Brief =
Transcribe the entries below exactly.

Records for the task =
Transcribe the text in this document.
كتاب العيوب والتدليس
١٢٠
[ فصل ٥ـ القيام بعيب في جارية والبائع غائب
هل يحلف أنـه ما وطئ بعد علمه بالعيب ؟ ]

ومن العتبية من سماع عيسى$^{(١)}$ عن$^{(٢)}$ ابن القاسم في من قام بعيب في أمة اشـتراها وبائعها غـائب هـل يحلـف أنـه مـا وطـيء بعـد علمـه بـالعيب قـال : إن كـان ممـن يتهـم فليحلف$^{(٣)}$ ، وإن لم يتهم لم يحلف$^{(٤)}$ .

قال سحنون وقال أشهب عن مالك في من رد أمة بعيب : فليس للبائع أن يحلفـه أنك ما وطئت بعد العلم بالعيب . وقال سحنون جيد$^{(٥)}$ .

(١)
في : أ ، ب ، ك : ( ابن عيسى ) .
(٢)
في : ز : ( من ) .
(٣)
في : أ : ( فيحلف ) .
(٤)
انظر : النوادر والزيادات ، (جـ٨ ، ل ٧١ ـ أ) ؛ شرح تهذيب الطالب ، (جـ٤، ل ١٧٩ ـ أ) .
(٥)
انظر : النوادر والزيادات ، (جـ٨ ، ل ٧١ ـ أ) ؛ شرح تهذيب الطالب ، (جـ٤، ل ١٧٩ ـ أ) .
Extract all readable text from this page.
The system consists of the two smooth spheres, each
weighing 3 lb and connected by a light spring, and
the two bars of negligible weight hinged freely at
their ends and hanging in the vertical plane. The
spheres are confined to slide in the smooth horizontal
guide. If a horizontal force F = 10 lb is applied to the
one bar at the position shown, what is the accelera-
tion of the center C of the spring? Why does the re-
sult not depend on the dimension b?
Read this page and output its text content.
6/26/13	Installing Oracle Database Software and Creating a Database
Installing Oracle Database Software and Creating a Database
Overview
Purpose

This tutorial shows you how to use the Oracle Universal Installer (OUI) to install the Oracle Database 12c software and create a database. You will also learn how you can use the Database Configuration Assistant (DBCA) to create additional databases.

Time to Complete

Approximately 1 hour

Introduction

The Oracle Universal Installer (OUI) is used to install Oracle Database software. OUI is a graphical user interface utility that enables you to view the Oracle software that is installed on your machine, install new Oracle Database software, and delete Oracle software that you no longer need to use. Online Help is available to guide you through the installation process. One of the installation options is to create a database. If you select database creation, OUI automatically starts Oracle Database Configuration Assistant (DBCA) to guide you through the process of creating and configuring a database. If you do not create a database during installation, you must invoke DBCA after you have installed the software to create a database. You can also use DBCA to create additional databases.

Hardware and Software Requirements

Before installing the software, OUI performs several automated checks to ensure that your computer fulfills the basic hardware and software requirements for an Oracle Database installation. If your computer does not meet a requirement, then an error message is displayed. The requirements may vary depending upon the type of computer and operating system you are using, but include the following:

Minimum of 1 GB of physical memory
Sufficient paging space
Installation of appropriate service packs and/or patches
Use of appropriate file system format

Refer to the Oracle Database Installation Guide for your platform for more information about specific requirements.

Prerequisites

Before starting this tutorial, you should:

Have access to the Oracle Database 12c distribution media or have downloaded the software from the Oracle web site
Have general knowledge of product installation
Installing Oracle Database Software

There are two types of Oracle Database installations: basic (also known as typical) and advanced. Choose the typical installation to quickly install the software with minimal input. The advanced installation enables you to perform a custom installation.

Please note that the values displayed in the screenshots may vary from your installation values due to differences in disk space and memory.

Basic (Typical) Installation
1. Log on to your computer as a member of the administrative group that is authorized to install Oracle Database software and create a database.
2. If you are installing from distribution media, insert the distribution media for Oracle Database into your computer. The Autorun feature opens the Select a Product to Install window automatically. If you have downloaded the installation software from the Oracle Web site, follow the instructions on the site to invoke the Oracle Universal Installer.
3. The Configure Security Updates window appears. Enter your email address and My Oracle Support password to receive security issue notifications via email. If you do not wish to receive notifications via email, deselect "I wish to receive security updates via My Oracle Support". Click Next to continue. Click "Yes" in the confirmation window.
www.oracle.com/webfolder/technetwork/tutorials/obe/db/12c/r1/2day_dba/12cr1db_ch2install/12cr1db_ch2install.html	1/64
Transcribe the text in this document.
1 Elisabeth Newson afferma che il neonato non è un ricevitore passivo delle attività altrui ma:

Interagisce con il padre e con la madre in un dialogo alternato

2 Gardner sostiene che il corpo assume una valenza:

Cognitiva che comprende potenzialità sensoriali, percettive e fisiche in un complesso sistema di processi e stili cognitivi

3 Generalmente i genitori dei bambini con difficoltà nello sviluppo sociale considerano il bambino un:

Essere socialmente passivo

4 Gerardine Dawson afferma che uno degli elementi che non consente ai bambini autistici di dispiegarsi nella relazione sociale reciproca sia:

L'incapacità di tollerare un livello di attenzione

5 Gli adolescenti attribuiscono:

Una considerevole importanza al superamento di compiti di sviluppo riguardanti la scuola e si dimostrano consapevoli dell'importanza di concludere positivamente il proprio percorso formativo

Response =
Transcribe the text in this document.
كتاب العيوب والتدليس
١٢٠
[ فصل ٥ـ القيام بعيب في جارية والبائع غائب
هل يحلف أنـه ما وطئ بعد علمه بالعيب ؟ ]

ومن العتبية من سماع عيسى$^{(١)}$ عن$^{(٢)}$ ابن القاسم في من قام بعيب في أمة اشـتراها وبائعها غـائب هـل يحلـف أنـه مـا وطـيء بعـد علمـه بـالعيب قـال : إن كـان ممـن يتهـم فليحلف$^{(٣)}$ ، وإن لم يتهم لم يحلف$^{(٤)}$ .

قال سحنون وقال أشهب عن مالك في من رد أمة بعيب : فليس للبائع أن يحلفـه أنك ما وطئت بعد العلم بالعيب . وقال سحنون جيد$^{(٥)}$ .

(١)
في : أ ، ب ، ك : ( ابن عيسى ) .
(٢)
في : ز : ( من ) .
(٣)
في : أ : ( فيحلف ) .
(٤)
انظر : النوادر والزيادات ، (جـ٨ ، ل ٧١ ـ أ) ؛ شرح تهذيب الطالب ، (جـ٤، ل ١٧٩ ـ أ) .
(٥)
انظر : النوادر والزيادات ، (جـ٨ ، ل ٧١ ـ أ) ؛ شرح تهذيب الطالب ، (جـ٤، ل ١٧٩ ـ أ) .
Extract all readable text from this page.
The system consists of the two smooth spheres, each
weighing 3 lb and connected by a light spring, and
the two bars of negligible weight hinged freely at
their ends and hanging in the vertical plane. The
spheres are confined to slide in the smooth horizontal
guide. If a horizontal force F = 10 lb is applied to the
one bar at the position shown, what is the accelera-
tion of the center C of the spring? Why does the re-
sult not depend on the dimension b?
Read this page and output its text content.
6/26/13	Installing Oracle Database Software and Creating a Database
Installing Oracle Database Software and Creating a Database
Overview
Purpose

This tutorial shows you how to use the Oracle Universal Installer (OUI) to install the Oracle Database 12c software and create a database. You will also learn how you can use the Database Configuration Assistant (DBCA) to create additional databases.

Time to Complete

Approximately 1 hour

Introduction

The Oracle Universal Installer (OUI) is used to install Oracle Database software. OUI is a graphical user interface utility that enables you to view the Oracle software that is installed on your machine, install new Oracle Database software, and delete Oracle software that you no longer need to use. Online Help is available to guide you through the installation process. One of the installation options is to create a database. If you select database creation, OUI automatically starts Oracle Database Configuration Assistant (DBCA) to guide you through the process of creating and configuring a database. If you do not create a database during installation, you must invoke DBCA after you have installed the software to create a database. You can also use DBCA to create additional databases.

Hardware and Software Requirements

Before installing the software, OUI performs several automated checks to ensure that your computer fulfills the basic hardware and software requirements for an Oracle Database installation. If your computer does not meet a requirement, then an error message is displayed. The requirements may vary depending upon the type of computer and operating system you are using, but include the following:

Minimum of 1 GB of physical memory
Sufficient paging space
Installation of appropriate service packs and/or patches
Use of appropriate file system format

Refer to the Oracle Database Installation Guide for your platform for more information about specific requirements.

Prerequisites

Before starting this tutorial, you should:

Have access to the Oracle Database 12c distribution media or have downloaded the software from the Oracle web site
Have general knowledge of product installation
Installing Oracle Database Software

There are two types of Oracle Database installations: basic (also known as typical) and advanced. Choose the typical installation to quickly install the software with minimal input. The advanced installation enables you to perform a custom installation.

Please note that the values displayed in the screenshots may vary from your installation values due to differences in disk space and memory.

Basic (Typical) Installation
1. Log on to your computer as a member of the administrative group that is authorized to install Oracle Database software and create a database.
2. If you are installing from distribution media, insert the distribution media for Oracle Database into your computer. The Autorun feature opens the Select a Product to Install window automatically. If you have downloaded the installation software from the Oracle Web site, follow the instructions on the site to invoke the Oracle Universal Installer.
3. The Configure Security Updates window appears. Enter your email address and My Oracle Support password to receive security issue notifications via email. If you do not wish to receive notifications via email, deselect "I wish to receive security updates via My Oracle Support". Click Next to continue. Click "Yes" in the confirmation window.
www.oracle.com/webfolder/technetwork/tutorials/obe/db/12c/r1/2day_dba/12cr1db_ch2install/12cr1db_ch2install.html	1/64
Transcribe the text in this document.
1 Elisabeth Newson afferma che il neonato non è un ricevitore passivo delle attività altrui ma:

Interagisce con il padre e con la madre in un dialogo alternato

2 Gardner sostiene che il corpo assume una valenza:

Cognitiva che comprende potenzialità sensoriali, percettive e fisiche in un complesso sistema di processi e stili cognitivi

3 Generalmente i genitori dei bambini con difficoltà nello sviluppo sociale considerano il bambino un:

Essere socialmente passivo

4 Gerardine Dawson afferma che uno degli elementi che non consente ai bambini autistici di dispiegarsi nella relazione sociale reciproca sia:

L'incapacità di tollerare un livello di attenzione

5 Gli adolescenti attribuiscono:

Una considerevole importanza al superamento di compiti di sviluppo riguardanti la scuola e si dimostrano consapevoli dell'importanza di concludere positivamente il proprio percorso formativo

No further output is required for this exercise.